:: Task description ::
Which lines hold the string "Share"? Copy every one of them.

--- BEGIN Records shown ---

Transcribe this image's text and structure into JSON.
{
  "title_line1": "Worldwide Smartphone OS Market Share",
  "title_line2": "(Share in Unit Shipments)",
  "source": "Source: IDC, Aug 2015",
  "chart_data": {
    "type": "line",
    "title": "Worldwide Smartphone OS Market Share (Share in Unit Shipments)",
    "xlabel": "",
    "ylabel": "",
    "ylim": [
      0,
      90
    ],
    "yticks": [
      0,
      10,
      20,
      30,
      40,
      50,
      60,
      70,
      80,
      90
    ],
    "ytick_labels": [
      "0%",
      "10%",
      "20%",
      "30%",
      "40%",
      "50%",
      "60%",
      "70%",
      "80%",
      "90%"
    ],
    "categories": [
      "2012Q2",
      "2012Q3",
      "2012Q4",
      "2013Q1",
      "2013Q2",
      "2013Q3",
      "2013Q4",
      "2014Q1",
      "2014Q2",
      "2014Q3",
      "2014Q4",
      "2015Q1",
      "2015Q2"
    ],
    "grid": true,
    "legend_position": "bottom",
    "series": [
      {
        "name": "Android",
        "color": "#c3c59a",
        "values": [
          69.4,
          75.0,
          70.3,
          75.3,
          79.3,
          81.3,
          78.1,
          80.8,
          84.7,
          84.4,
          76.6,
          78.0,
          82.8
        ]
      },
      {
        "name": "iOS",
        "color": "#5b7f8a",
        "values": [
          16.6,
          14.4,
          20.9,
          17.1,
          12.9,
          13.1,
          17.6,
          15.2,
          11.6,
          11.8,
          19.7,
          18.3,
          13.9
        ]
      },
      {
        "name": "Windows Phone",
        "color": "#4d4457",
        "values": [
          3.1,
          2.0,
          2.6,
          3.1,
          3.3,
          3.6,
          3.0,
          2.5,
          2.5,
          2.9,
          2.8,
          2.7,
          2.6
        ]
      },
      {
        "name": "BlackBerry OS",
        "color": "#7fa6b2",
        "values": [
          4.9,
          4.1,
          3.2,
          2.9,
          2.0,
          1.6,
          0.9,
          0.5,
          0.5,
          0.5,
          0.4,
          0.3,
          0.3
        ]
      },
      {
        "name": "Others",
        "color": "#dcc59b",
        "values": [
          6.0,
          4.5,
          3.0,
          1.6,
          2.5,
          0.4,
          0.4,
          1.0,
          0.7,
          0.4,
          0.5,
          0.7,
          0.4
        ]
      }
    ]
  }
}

--- END Records shown ---

:: Task solution ::
  "title_line1": "Worldwide Smartphone OS Market Share",
  "title_line2": "(Share in Unit Shipments)",
    "title": "Worldwide Smartphone OS Market Share (Share in Unit Shipments)",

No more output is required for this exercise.